■ **WHAT IS REQUIRED**
All of the data below should be set down again verbatim, without any images.

┌─ SOURCE DATA

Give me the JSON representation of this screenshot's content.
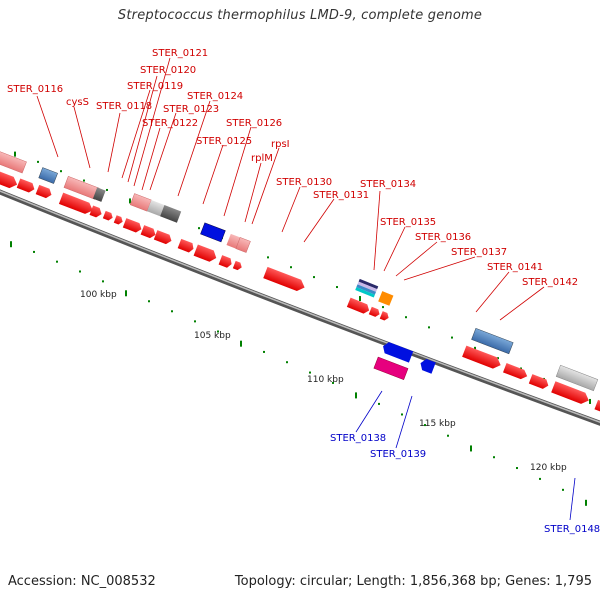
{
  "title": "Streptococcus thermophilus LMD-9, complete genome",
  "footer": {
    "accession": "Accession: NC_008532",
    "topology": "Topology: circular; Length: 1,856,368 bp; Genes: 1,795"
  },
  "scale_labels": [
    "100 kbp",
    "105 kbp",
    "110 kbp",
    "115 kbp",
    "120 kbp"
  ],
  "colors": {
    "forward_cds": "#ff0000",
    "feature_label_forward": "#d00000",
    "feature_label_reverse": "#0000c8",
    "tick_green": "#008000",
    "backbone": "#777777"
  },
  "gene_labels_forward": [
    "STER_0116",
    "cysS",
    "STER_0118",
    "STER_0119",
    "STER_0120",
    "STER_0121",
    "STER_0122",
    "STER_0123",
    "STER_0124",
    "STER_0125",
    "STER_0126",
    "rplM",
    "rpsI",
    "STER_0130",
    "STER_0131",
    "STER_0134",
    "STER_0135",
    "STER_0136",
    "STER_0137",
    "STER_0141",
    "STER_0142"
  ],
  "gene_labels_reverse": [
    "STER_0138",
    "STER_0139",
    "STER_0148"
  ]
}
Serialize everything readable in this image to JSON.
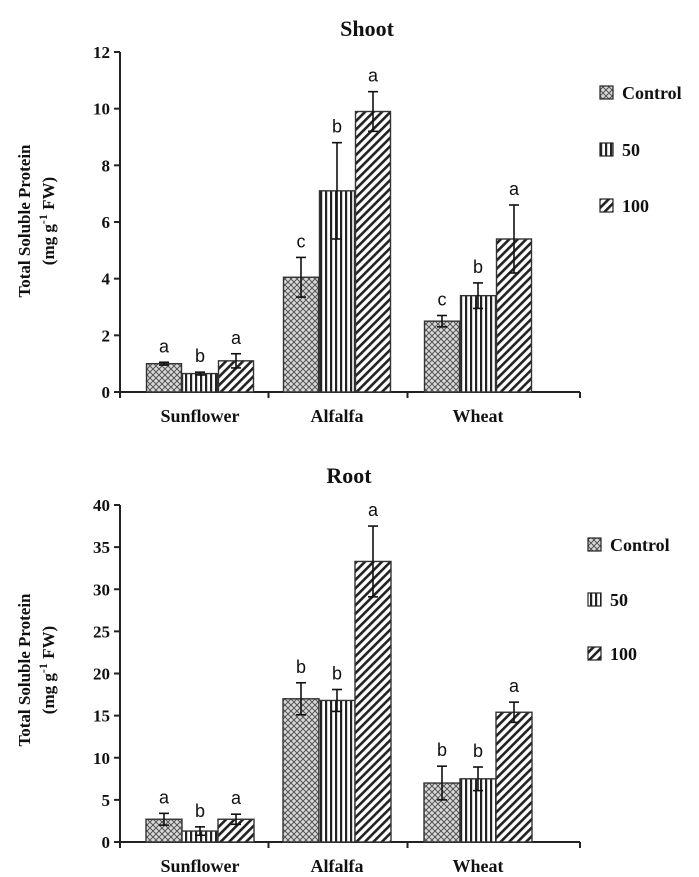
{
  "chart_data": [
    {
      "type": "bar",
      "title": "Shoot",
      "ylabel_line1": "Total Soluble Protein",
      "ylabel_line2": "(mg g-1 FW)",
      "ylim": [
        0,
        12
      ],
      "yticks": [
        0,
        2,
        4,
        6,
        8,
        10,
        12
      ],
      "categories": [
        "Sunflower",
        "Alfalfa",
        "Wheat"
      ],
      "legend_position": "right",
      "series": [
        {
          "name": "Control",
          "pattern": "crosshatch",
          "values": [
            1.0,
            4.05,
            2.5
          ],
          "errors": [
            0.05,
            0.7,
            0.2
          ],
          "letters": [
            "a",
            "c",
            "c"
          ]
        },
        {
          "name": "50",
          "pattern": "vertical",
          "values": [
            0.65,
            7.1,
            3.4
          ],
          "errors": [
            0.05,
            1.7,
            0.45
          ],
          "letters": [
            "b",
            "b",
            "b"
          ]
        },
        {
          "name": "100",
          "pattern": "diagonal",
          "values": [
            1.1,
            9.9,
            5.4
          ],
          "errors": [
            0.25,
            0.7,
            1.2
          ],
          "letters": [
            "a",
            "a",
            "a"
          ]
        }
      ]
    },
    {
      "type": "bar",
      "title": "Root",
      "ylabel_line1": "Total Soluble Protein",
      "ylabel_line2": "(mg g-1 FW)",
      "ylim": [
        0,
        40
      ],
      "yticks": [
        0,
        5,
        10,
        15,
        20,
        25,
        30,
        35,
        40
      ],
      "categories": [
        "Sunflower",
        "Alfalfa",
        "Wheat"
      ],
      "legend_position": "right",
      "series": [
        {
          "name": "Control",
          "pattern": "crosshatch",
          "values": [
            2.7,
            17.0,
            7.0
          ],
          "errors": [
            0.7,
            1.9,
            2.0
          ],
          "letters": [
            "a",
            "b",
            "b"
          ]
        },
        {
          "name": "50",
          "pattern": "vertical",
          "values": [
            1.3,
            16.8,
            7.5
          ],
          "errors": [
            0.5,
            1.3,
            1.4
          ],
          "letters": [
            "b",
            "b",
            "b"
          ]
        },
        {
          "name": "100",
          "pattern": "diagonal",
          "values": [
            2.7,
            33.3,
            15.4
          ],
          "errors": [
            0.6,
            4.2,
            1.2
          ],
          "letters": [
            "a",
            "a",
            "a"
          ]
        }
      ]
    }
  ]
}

└─

■ **ANSWER SPACE**
Give me the JSON representation of this screenshot's content.
{
  "title": "Streptococcus thermophilus LMD-9, complete genome",
  "footer": {
    "accession": "Accession: NC_008532",
    "topology": "Topology: circular; Length: 1,856,368 bp; Genes: 1,795"
  },
  "scale_labels": [
    "100 kbp",
    "105 kbp",
    "110 kbp",
    "115 kbp",
    "120 kbp"
  ],
  "colors": {
    "forward_cds": "#ff0000",
    "feature_label_forward": "#d00000",
    "feature_label_reverse": "#0000c8",
    "tick_green": "#008000",
    "backbone": "#777777"
  },
  "gene_labels_forward": [
    "STER_0116",
    "cysS",
    "STER_0118",
    "STER_0119",
    "STER_0120",
    "STER_0121",
    "STER_0122",
    "STER_0123",
    "STER_0124",
    "STER_0125",
    "STER_0126",
    "rplM",
    "rpsI",
    "STER_0130",
    "STER_0131",
    "STER_0134",
    "STER_0135",
    "STER_0136",
    "STER_0137",
    "STER_0141",
    "STER_0142"
  ],
  "gene_labels_reverse": [
    "STER_0138",
    "STER_0139",
    "STER_0148"
  ]
}
Serialize everything readable in this image to JSON.
{
  "chart_data": [
    {
      "type": "bar",
      "title": "Shoot",
      "ylabel_line1": "Total Soluble Protein",
      "ylabel_line2": "(mg g-1 FW)",
      "ylim": [
        0,
        12
      ],
      "yticks": [
        0,
        2,
        4,
        6,
        8,
        10,
        12
      ],
      "categories": [
        "Sunflower",
        "Alfalfa",
        "Wheat"
      ],
      "legend_position": "right",
      "series": [
        {
          "name": "Control",
          "pattern": "crosshatch",
          "values": [
            1.0,
            4.05,
            2.5
          ],
          "errors": [
            0.05,
            0.7,
            0.2
          ],
          "letters": [
            "a",
            "c",
            "c"
          ]
        },
        {
          "name": "50",
          "pattern": "vertical",
          "values": [
            0.65,
            7.1,
            3.4
          ],
          "errors": [
            0.05,
            1.7,
            0.45
          ],
          "letters": [
            "b",
            "b",
            "b"
          ]
        },
        {
          "name": "100",
          "pattern": "diagonal",
          "values": [
            1.1,
            9.9,
            5.4
          ],
          "errors": [
            0.25,
            0.7,
            1.2
          ],
          "letters": [
            "a",
            "a",
            "a"
          ]
        }
      ]
    },
    {
      "type": "bar",
      "title": "Root",
      "ylabel_line1": "Total Soluble Protein",
      "ylabel_line2": "(mg g-1 FW)",
      "ylim": [
        0,
        40
      ],
      "yticks": [
        0,
        5,
        10,
        15,
        20,
        25,
        30,
        35,
        40
      ],
      "categories": [
        "Sunflower",
        "Alfalfa",
        "Wheat"
      ],
      "legend_position": "right",
      "series": [
        {
          "name": "Control",
          "pattern": "crosshatch",
          "values": [
            2.7,
            17.0,
            7.0
          ],
          "errors": [
            0.7,
            1.9,
            2.0
          ],
          "letters": [
            "a",
            "b",
            "b"
          ]
        },
        {
          "name": "50",
          "pattern": "vertical",
          "values": [
            1.3,
            16.8,
            7.5
          ],
          "errors": [
            0.5,
            1.3,
            1.4
          ],
          "letters": [
            "b",
            "b",
            "b"
          ]
        },
        {
          "name": "100",
          "pattern": "diagonal",
          "values": [
            2.7,
            33.3,
            15.4
          ],
          "errors": [
            0.6,
            4.2,
            1.2
          ],
          "letters": [
            "a",
            "a",
            "a"
          ]
        }
      ]
    }
  ]
}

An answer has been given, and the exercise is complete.